» **Exercise goal**
Extract every line where the string "vidarbhswabhiman" appears.

» **Data to use**
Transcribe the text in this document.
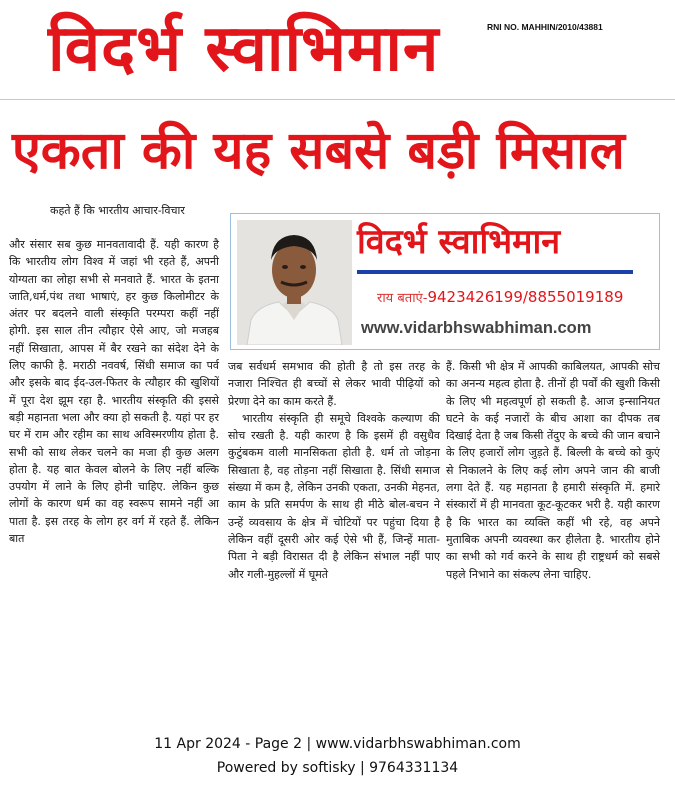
विदर्भ स्वाभिमान	RNI NO. MAHHIN/2010/43881
एकता की यह सबसे बड़ी मिसाल

कहते हैं कि भारतीय आचार-विचार

और संसार सब कुछ मानवतावादी हैं. यही कारण है कि भारतीय लोग विश्व में जहां भी रहते हैं, अपनी योग्यता का लोहा सभी से मनवाते हैं. भारत के इतना जाति,धर्म,पंथ तथा भाषाएं, हर कुछ किलोमीटर के अंतर पर बदलने वाली संस्कृति परम्परा कहीं नहीं होगी. इस साल तीन त्यौहार ऐसे आए, जो मजहब नहीं सिखाता, आपस में बैर रखने का संदेश देने के लिए काफी है. मराठी नववर्ष, सिंधी समाज का पर्व और इसके बाद ईद-उल-फितर के त्यौहार की खुशियों में पूरा देश झूम रहा है. भारतीय संस्कृति की इससे बड़ी महानता भला और क्या हो सकती है. यहां पर हर घर में राम और रहीम का साथ अविस्मरणीय होता है. सभी को साथ लेकर चलने का मजा ही कुछ अलग होता है. यह बात केवल बोलने के लिए नहीं बल्कि उपयोग में लाने के लिए होनी चाहिए. लेकिन कुछ लोगों के कारण धर्म का वह स्वरूप सामने नहीं आ पाता है. इस तरह के लोग हर वर्ग में रहते हैं. लेकिन बात

विदर्भ स्वाभिमान
राय बताएं-9423426199/8855019189
www.vidarbhswabhiman.com

जब सर्वधर्म समभाव की होती है तो इस तरह के नजारा निश्चित ही बच्चों से लेकर भावी पीढ़ियों को प्रेरणा देने का काम करते हैं.

भारतीय संस्कृति ही समूचे विश्वके कल्याण की सोच रखती है. यही कारण है कि इसमें ही वसुधैव कुटुंबकम वाली मानसिकता होती है. धर्म तो जोड़ना सिखाता है, वह तोड़ना नहीं सिखाता है. सिंधी समाज संख्या में कम है, लेकिन उनकी एकता, उनकी मेहनत, काम के प्रति समर्पण के साथ ही मीठे बोल-बचन ने उन्हें व्यवसाय के क्षेत्र में चोटियों पर पहुंचा दिया है लेकिन वहीं दूसरी ओर कई ऐसे भी हैं, जिन्हें माता-पिता ने बड़ी विरासत दी है लेकिन संभाल नहीं पाए और गली-मुहल्लों में घूमते

हैं. किसी भी क्षेत्र में आपकी काबिलयत, आपकी सोच का अनन्य महत्व होता है. तीनों ही पर्वों की खुशी किसी के लिए भी महत्वपूर्ण हो सकती है. आज इन्सानियत घटने के कई नजारों के बीच आशा का दीपक तब दिखाई देता है जब किसी तेंदुए के बच्चे की जान बचाने के लिए हजारों लोग जुड़ते हैं. बिल्ली के बच्चे को कुएं से निकालने के लिए कई लोग अपने जान की बाजी लगा देते हैं. यह महानता है हमारी संस्कृति में. हमारे संस्कारों में ही मानवता कूट-कूटकर भरी है. यही कारण है कि भारत का व्यक्ति कहीं भी रहे, वह अपने मुताबिक अपनी व्यवस्था कर हीलेता है. भारतीय होने का सभी को गर्व करने के साथ ही राष्ट्रधर्म को सबसे पहले निभाने का संकल्प लेना चाहिए.

11 Apr 2024 - Page 2 | www.vidarbhswabhiman.com
Powered by softisky | 9764331134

» **Result for this exercise**
www.vidarbhswabhiman.com
11 Apr 2024 - Page 2 | www.vidarbhswabhiman.com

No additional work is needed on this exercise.